• [STATED EXERCISE 1]
Translate this sentence from the commentary on the cost of cutting emissions into Spanish: "In not one political document have I ever seen a serious impact assessment of the 80% target."

• [TEXT PASSAGE]

It does not happen often that I agree with the American Enterprise Institute but Steven Hayward’s analysis of the “real cost of tackling climate change” in the Wall Street Journal of 28 April is spot on: an 80% reduction of greenhouse gas emissions by 2050 will have dramatic implications for our way of life.
Hayward has at least the courage (which cannot be said for our politicians) to tell the public what this 80% cut will mean for citizens’ daily lives. In not one political document have I ever seen a serious impact assessment of the 80% target. The fear of being the bearer of bad news is one which characterises all policymakers (even the ones who know that the climate crisis will hit hard).
Here are a few extracts from Hayward’s article:
“Begin with the current inventory of carbon dioxide emissions – CO2 being the principal greenhouse gas generated almost entirely by energy use. According to the Department of Energy’s most recent data on greenhouse gas emissions, in 2006 the U.S. emitted 5.8 billion metric tons of carbon dioxide, or just under 20 tons per capita. An 80% reduction in these emissions from 1990 levels means that the U.S. cannot emit more than about one billion metric tons of CO2 in 2050.

• [STATED EXERCISE 2]
Count the lines in the entries below that contain the string "subtitle". Reply with the number alone.

• [DATA FOR PROCESSING]
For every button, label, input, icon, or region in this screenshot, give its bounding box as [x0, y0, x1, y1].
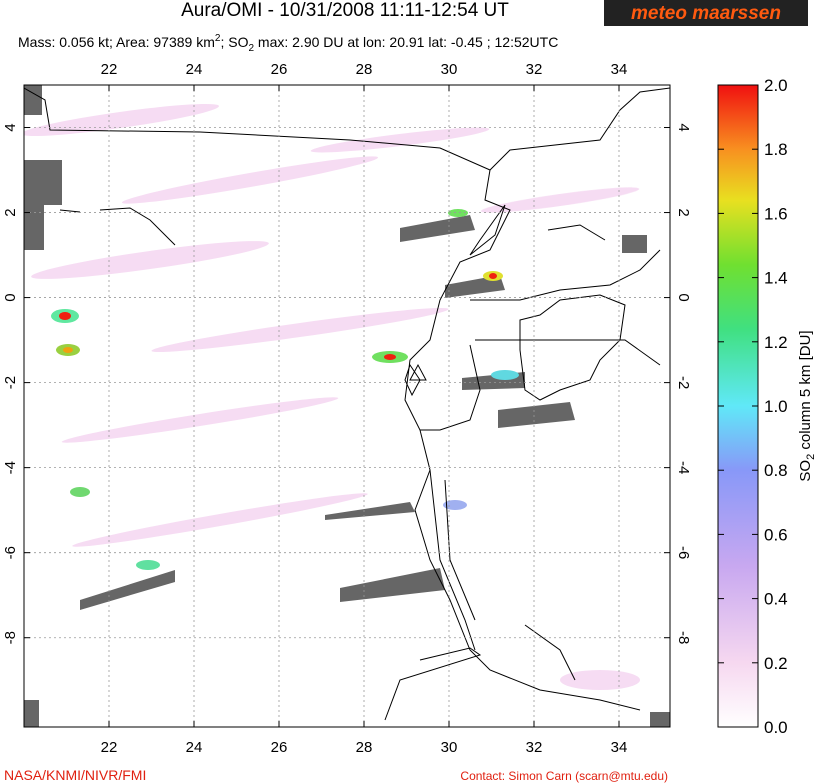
colorbar-tick-label: 0.2 [764, 654, 788, 673]
lon-tick-label: 32 [526, 739, 543, 756]
so2-hotspots [51, 209, 519, 570]
lon-tick-label: 24 [186, 61, 203, 78]
lon-tick-label: 26 [271, 61, 288, 78]
colorbar-tick-label: 0.0 [764, 718, 788, 737]
subtitle-text: ; SO [220, 34, 248, 50]
volcano-marker [409, 363, 427, 381]
map-background [24, 85, 670, 727]
colorbar-label: SO2 column 5 km [DU] [797, 330, 816, 481]
colorbar-tick-label: 0.8 [764, 461, 788, 480]
lon-tick-label: 34 [611, 739, 628, 756]
lat-tick-label: 2 [675, 208, 692, 216]
lat-tick-label: -2 [675, 376, 692, 389]
lon-tick-label: 30 [441, 61, 458, 78]
colorbar-label-text: SO [797, 460, 814, 482]
subscript: 2 [248, 43, 254, 54]
no-data-patches [24, 85, 670, 727]
colorbar-label-text: column 5 km [DU] [797, 330, 814, 453]
lat-tick-label: -8 [675, 631, 692, 644]
lon-tick-label: 28 [356, 739, 373, 756]
title: Aura/OMI - 10/31/2008 11:11-12:54 UT [181, 0, 509, 21]
subscript: 2 [805, 454, 816, 460]
graticule [24, 85, 670, 727]
colorbar [717, 84, 759, 728]
lon-tick-label: 22 [101, 61, 118, 78]
lat-tick-label: 4 [2, 123, 19, 131]
lon-tick-label: 24 [186, 739, 203, 756]
subtitle-text: Mass: 0.056 kt; Area: 97389 km [18, 34, 215, 50]
lat-tick-label: -2 [2, 376, 19, 389]
boundaries [24, 87, 670, 721]
lon-tick-label: 28 [356, 61, 373, 78]
colorbar-tick-label: 1.4 [764, 269, 788, 288]
logo: meteo maarssen [631, 3, 781, 24]
lon-tick-label: 32 [526, 61, 543, 78]
lat-tick-label: -6 [2, 546, 19, 559]
lon-tick-label: 34 [611, 61, 628, 78]
lat-tick-label: 0 [2, 293, 19, 301]
so2-haze [24, 103, 640, 690]
subtitle-text: max: 2.90 DU at lon: 20.91 lat: -0.45 ; … [254, 34, 558, 50]
logo-box [604, 0, 808, 26]
lat-tick-label: -6 [675, 546, 692, 559]
subtitle: Mass: 0.056 kt; Area: 97389 km2; SO2 max… [18, 33, 558, 54]
colorbar-tick-label: 1.0 [764, 397, 788, 416]
superscript: 2 [215, 33, 221, 44]
lat-tick-label: 0 [675, 293, 692, 301]
lon-tick-label: 30 [441, 739, 458, 756]
map-field [24, 85, 670, 727]
footer-credit: NASA/KNMI/NIVR/FMI [4, 767, 146, 783]
lat-tick-label: -4 [2, 461, 19, 474]
lat-tick-label: 2 [2, 208, 19, 216]
lon-tick-label: 26 [271, 739, 288, 756]
lat-tick-label: -8 [2, 631, 19, 644]
colorbar-tick-label: 1.8 [764, 140, 788, 159]
colorbar-tick-label: 1.2 [764, 333, 788, 352]
colorbar-tick-label: 0.6 [764, 525, 788, 544]
lon-tick-label: 22 [101, 739, 118, 756]
colorbar-tick-label: 0.4 [764, 590, 788, 609]
colorbar-tick-label: 2.0 [764, 76, 788, 95]
footer-contact: Contact: Simon Carn (scarn@mtu.edu) [460, 769, 668, 783]
colorbar-tick-label: 1.6 [764, 204, 788, 223]
lat-tick-label: 4 [675, 123, 692, 131]
lat-tick-label: -4 [675, 461, 692, 474]
map-frame [23, 84, 671, 728]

• [OUTPUT 1]
En ningún documento político he visto jamás una evaluación seria del impacto del objetivo del 80 %.

• [OUTPUT 2]
4